** begin Material shown **
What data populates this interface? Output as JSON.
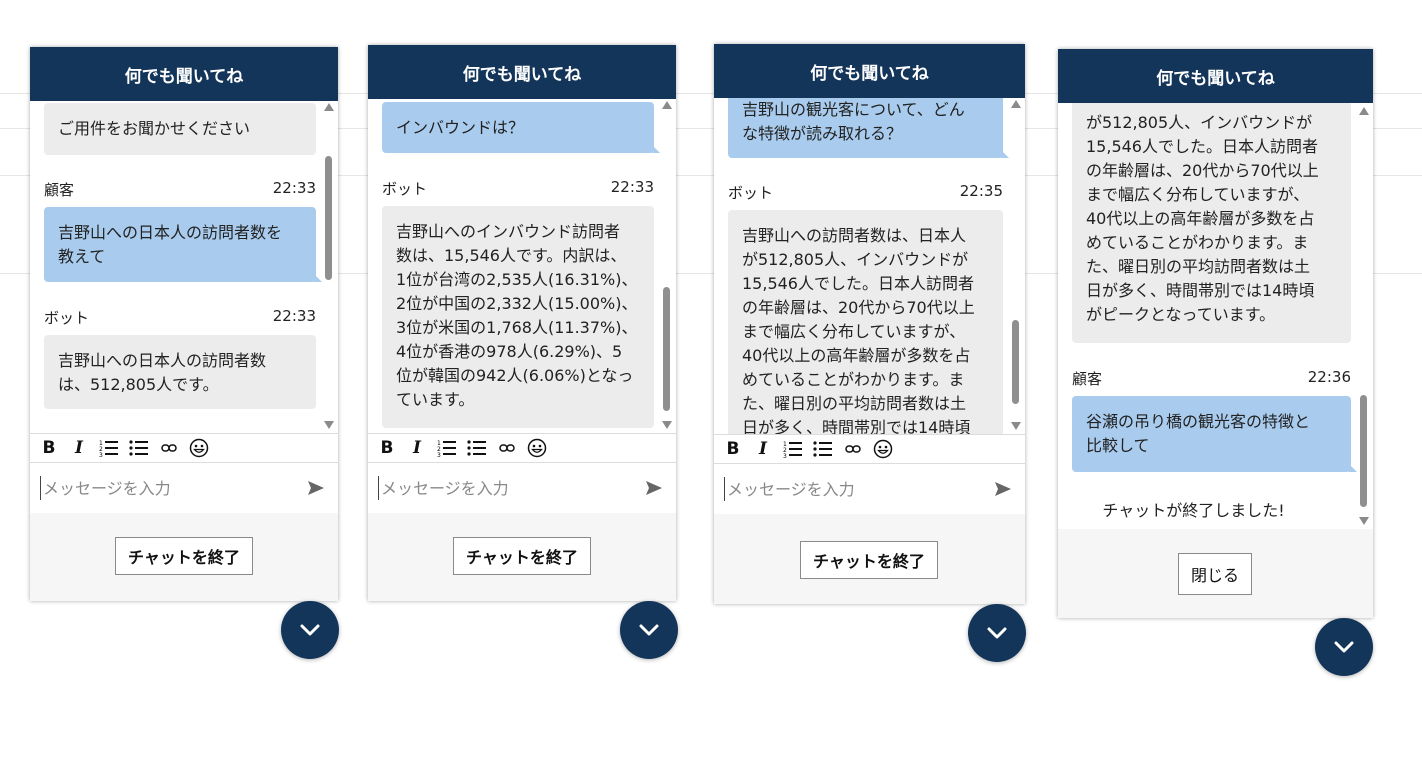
{
  "header_title": "何でも聞いてね",
  "input_placeholder": "メッセージを入力",
  "end_chat_label": "チャットを終了",
  "close_label": "閉じる",
  "chat_ended_text": "チャットが終了しました!",
  "colors": {
    "header": "#13355a",
    "bot_bubble": "#ececec",
    "customer_bubble": "#a9ccee",
    "fab": "#13355a"
  },
  "toolbar_icons": [
    "bold-icon",
    "italic-icon",
    "ordered-list-icon",
    "bullet-list-icon",
    "link-icon",
    "emoji-icon"
  ],
  "panels": [
    {
      "messages": [
        {
          "sender": "",
          "time": "",
          "role": "bot",
          "text": "ご用件をお聞かせください"
        },
        {
          "sender": "顧客",
          "time": "22:33",
          "role": "customer",
          "text": "吉野山への日本人の訪問者数を\n教えて"
        },
        {
          "sender": "ボット",
          "time": "22:33",
          "role": "bot",
          "text": "吉野山への日本人の訪問者数\nは、512,805人です。"
        }
      ]
    },
    {
      "messages": [
        {
          "sender": "",
          "time": "",
          "role": "customer",
          "text": "インバウンドは？"
        },
        {
          "sender": "ボット",
          "time": "22:33",
          "role": "bot",
          "text": "吉野山へのインバウンド訪問者\n数は、15,546人です。内訳は、\n1位が台湾の2,535人(16.31%)、\n2位が中国の2,332人(15.00%)、\n3位が米国の1,768人(11.37%)、\n4位が香港の978人(6.29%)、5\n位が韓国の942人(6.06%)となっ\nています。"
        }
      ]
    },
    {
      "messages": [
        {
          "sender": "",
          "time": "",
          "role": "customer",
          "text": "吉野山の観光客について、どん\nな特徴が読み取れる？"
        },
        {
          "sender": "ボット",
          "time": "22:35",
          "role": "bot",
          "text": "吉野山への訪問者数は、日本人\nが512,805人、インバウンドが\n15,546人でした。日本人訪問者\nの年齢層は、20代から70代以上\nまで幅広く分布していますが、\n40代以上の高年齢層が多数を占\nめていることがわかります。ま\nた、曜日別の平均訪問者数は土\n日が多く、時間帯別では14時頃"
        }
      ]
    },
    {
      "messages": [
        {
          "sender": "",
          "time": "",
          "role": "bot",
          "text": "が512,805人、インバウンドが\n15,546人でした。日本人訪問者\nの年齢層は、20代から70代以上\nまで幅広く分布していますが、\n40代以上の高年齢層が多数を占\nめていることがわかります。ま\nた、曜日別の平均訪問者数は土\n日が多く、時間帯別では14時頃\nがピークとなっています。"
        },
        {
          "sender": "顧客",
          "time": "22:36",
          "role": "customer",
          "text": "谷瀬の吊り橋の観光客の特徴と\n比較して"
        }
      ]
    }
  ]
}
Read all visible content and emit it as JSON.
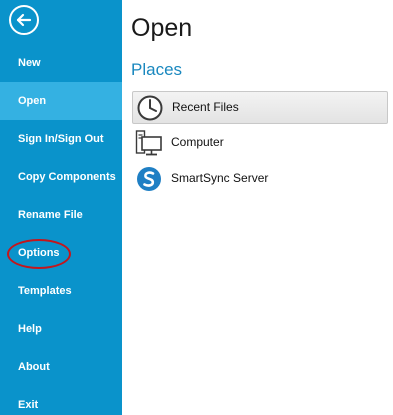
{
  "sidebar": {
    "back_icon": "back-arrow-circle-icon",
    "items": [
      {
        "label": "New"
      },
      {
        "label": "Open",
        "selected": true
      },
      {
        "label": "Sign In/Sign Out"
      },
      {
        "label": "Copy Components"
      },
      {
        "label": "Rename File"
      },
      {
        "label": "Options",
        "highlighted": true
      },
      {
        "label": "Templates"
      },
      {
        "label": "Help"
      },
      {
        "label": "About"
      },
      {
        "label": "Exit"
      }
    ]
  },
  "main": {
    "title": "Open",
    "section_title": "Places",
    "places": [
      {
        "label": "Recent Files",
        "icon": "clock-icon",
        "selected": true
      },
      {
        "label": "Computer",
        "icon": "computer-icon"
      },
      {
        "label": "SmartSync Server",
        "icon": "smartsync-logo-icon"
      }
    ]
  },
  "colors": {
    "sidebar_bg": "#0a93cb",
    "sidebar_selected": "#34b1e2",
    "accent_text": "#1a88bf",
    "annotation_circle": "#c4161c"
  }
}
** end Material shown **
All lines that include "nの年齢層は" are to be gathered and copied.

### [Result of the task]
          "text": "吉野山への訪問者数は、日本人\nが512,805人、インバウンドが\n15,546人でした。日本人訪問者\nの年齢層は、20代から70代以上\nまで幅広く分布していますが、\n40代以上の高年齢層が多数を占\nめていることがわかります。ま\nた、曜日別の平均訪問者数は土\n日が多く、時間帯別では14時頃"
          "text": "が512,805人、インバウンドが\n15,546人でした。日本人訪問者\nの年齢層は、20代から70代以上\nまで幅広く分布していますが、\n40代以上の高年齢層が多数を占\nめていることがわかります。ま\nた、曜日別の平均訪問者数は土\n日が多く、時間帯別では14時頃\nがピークとなっています。"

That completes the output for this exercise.